> [Set task]
Find each line with the word "stor" and copy it.

A run of records

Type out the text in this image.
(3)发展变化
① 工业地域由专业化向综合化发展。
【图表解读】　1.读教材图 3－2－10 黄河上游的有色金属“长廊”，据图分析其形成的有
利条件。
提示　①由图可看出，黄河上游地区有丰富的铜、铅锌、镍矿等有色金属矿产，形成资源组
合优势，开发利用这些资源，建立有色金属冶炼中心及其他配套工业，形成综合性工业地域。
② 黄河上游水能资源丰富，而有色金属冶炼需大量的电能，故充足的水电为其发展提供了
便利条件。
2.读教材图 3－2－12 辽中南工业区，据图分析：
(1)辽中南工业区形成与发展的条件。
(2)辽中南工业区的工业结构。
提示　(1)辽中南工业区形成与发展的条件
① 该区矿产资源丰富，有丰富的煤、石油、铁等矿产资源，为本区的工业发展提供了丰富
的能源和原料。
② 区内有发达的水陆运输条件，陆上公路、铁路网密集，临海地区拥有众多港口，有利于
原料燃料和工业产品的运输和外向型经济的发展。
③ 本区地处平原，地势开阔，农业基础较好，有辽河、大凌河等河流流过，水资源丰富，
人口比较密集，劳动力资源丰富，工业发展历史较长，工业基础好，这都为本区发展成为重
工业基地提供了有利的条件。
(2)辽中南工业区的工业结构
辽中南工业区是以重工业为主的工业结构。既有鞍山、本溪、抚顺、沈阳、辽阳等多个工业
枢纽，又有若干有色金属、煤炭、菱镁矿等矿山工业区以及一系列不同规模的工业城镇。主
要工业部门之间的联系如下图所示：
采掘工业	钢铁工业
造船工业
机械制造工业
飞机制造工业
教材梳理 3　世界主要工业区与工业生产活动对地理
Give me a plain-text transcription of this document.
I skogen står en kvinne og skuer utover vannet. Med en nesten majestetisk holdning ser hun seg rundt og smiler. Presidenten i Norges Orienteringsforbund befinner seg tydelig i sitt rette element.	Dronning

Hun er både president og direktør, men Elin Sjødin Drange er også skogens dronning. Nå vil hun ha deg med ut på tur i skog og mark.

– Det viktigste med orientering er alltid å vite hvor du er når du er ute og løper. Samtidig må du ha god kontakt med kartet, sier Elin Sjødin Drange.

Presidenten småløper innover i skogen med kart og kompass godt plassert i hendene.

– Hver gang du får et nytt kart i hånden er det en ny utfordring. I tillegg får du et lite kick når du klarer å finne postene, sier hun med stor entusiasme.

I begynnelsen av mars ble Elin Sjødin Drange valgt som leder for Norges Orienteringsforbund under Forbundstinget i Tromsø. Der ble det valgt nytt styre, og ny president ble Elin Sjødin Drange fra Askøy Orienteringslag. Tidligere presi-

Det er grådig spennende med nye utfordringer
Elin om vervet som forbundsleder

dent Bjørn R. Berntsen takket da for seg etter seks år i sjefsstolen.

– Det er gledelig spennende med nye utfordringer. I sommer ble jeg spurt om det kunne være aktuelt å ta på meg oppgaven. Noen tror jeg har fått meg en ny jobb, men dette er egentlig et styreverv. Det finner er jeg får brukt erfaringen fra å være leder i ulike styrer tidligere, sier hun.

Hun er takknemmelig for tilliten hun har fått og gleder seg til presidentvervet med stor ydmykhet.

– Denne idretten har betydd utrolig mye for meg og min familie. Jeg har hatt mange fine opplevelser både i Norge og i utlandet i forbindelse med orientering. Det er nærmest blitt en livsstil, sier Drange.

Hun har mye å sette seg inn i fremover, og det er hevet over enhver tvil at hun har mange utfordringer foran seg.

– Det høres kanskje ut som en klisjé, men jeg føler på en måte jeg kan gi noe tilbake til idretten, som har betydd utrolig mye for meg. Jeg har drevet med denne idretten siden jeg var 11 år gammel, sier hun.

> [Result]
– Hver gang du får et nytt kart i hånden er det en ny utfordring. I tillegg får du et lite kick når du klarer å finne postene, sier hun med stor entusiasme.
Hun er takknemmelig for tilliten hun har fått og gleder seg til presidentvervet med stor ydmykhet.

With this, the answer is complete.